[DOCUMENT EXCERPT]
########################################
View all text of Subpart B [§ 1108.21 - § 1108.33]

§ 1108.29 - Decisions.

(a) Technical requirements—(1) Findings of fact and conclusions of law. An arbitration decision under this subpart shall be in writing and shall contain findings of fact and conclusions of law.

(2) Compliance with confidentiality agreement. The unredacted arbitration decision served on the parties in accordance with § 1108.27(c)(3) shall comply with the confidentiality agreement described in § 1108.27(f). As applicable, the arbitration panel shall also provide the parties with a redacted version(s) of the arbitration decision that redacts or omits confidential and/or highly confidential information as required by the governing confidentiality agreement.

(b) Substantive requirements. The arbitration panel under this subpart shall decide the issues of both market dominance and maximum lawful rate.

(1) Market dominance. (i) The arbitration panel shall determine if the carrier whose rate is the subject of the arbitration has market dominance based on evidence submitted by the parties, unless paragraph (b)(1)(vi) of this section applies.

(ii) Subject to § 1108.27(e)(2), in determining the issue of market dominance, the arbitration panel under this subpart shall follow, at the complainant's discretion, either the streamlined market dominance test or the non-streamlined market dominance test.

(iii) The arbitration panel shall issue its decision on market dominance as part of its final arbitration decision.

(iv) The arbitration panel shall not consider evidence of product and geographic competition when deciding market dominance.

(v) The arbitration panel shall not consider evidence on the Limit Price Test when deciding market dominance.

(vi) If a carrier concedes that it possesses market dominance, the arbitration panel need not make a determination on market dominance and need only address the maximum lawful rate in the arbitration decision. Additionally, the parties may jointly request that the Board determine market dominance prior to initiating arbitration under this part.
########################################
[RECORDED DATA]
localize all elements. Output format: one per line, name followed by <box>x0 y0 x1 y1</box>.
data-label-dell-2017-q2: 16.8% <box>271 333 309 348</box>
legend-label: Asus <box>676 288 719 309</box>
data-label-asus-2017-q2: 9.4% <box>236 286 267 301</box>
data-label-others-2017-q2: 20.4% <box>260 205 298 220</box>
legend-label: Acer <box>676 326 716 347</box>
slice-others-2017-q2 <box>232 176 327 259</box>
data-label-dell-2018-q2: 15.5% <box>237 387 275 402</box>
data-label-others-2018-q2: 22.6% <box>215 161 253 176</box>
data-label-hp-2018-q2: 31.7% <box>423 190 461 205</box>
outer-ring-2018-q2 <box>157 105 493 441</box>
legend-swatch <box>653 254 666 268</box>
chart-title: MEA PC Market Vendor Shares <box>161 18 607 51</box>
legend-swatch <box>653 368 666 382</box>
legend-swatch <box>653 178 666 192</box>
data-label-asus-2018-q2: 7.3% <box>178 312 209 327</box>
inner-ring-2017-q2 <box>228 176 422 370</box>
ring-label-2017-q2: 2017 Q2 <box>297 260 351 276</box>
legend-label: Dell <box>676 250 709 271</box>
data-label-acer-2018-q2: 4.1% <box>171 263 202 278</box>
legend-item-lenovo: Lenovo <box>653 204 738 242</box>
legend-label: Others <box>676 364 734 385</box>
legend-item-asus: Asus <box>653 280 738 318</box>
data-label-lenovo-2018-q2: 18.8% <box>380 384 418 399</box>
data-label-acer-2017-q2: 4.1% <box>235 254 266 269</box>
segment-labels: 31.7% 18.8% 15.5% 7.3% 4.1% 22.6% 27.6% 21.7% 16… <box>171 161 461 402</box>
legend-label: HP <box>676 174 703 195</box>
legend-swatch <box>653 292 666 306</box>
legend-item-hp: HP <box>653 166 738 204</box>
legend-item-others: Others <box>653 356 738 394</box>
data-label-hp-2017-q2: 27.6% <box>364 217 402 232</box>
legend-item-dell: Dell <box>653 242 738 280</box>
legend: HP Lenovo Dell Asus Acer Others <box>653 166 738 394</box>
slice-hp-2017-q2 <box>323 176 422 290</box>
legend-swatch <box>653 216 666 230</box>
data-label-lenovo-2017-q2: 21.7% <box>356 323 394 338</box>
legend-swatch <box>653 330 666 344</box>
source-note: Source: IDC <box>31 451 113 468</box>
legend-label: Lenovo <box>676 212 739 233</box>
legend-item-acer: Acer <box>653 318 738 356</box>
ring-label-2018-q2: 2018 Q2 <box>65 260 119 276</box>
########################################
[PROBLEMS AND TASKS]
1) Under the § 1108.29 regulation text, which two issues must the arbitration panel decide?
2) Extract from the § 1108.29 regulation text the passage that begins at the words "(1) Market dominance." and stops after "this section applies.".
3) Continue the § 1108.29 regulation text on arbitration decisions from the point where it stops.
The data stands apart from the § 1108.29 regulation text.

[EXPECTED RESULTS]
1) Market dominance and the maximum lawful rate.

2)
(1) Market dominance. (i) The arbitration panel shall determine if the carrier whose rate is the subject of the arbitration has market dominance based on evidence submitted by the parties, unless paragraph (b)(1)(vi) of this section applies.

3)
(2) Maximum lawful rate. Subject to the requirements on inadmissible evidence in § 1108.27(e)(2), in determining the issue of maximum lawful rate, the arbitration panel under this subpart shall consider the Board's methodologies for setting maximum lawful rates, giving due consideration to the need for differential pricing to permit a rail carrier to collect adequate revenues (as determined under 49 U.S.C. 10704(a)(2)). The arbitration panel may otherwise base its decision on the Board's existing rate review methodologies, revised versions of those methodologies, new methodologies, or market-based factors, including, for example: rate levels on comparative traffic; market factors for similar movements of the same commodity; and overall costs of providing the rail service. The arbitration panel's decision must be consistent with sound principles of rail regulation economics.

(3) Agency precedent. Decisions rendered by the arbitration panel under this subpart may be guided by, but need not be bound by, agency precedent.

(c) Confidentiality of arbitration decision. The arbitration decision under this part, whether redacted or unredacted, shall be confidential, subject to the limitations set forth in § 1108.31(d).

(1) No copy of the arbitration decision shall be served on the Board except as is required under § 1108.31(a)(1).

(2) The arbitrators and parties shall have a duty to maintain the confidentiality of the arbitration decision, whether redacted or unredacted, and shall not disclose any details of the arbitration decision unless, and only to the extent, required by law.

(d) Arbitration decisions are binding. (1) By arbitrating pursuant to the procedures under this part, each party to the arbitration agrees that the decision and award of the arbitration panel shall be binding and judicially enforceable in any court of appropriate jurisdiction, subject to the rights of appeal provided in § 1108.31.

(2) An arbitration decision under this subpart shall preclude the complainant(s) from filing any rate complaint for the movements at issue in the arbitration or instituting any other proceeding regarding the rates for the movements at issue in the arbitration, with the exception of appeals under § 1108.31. This preclusion shall last until the later of:

(i) Two years after the Joint Notice of Intent to Arbitrate; or

(ii) The expiration of the term of any prescription imposed by the arbitration decision.

(3) The preclusion will cease if the carrier increases the rate either: after a complainant is unsuccessful in arbitration or after a complainant has been awarded a prescription and the prescription has expired.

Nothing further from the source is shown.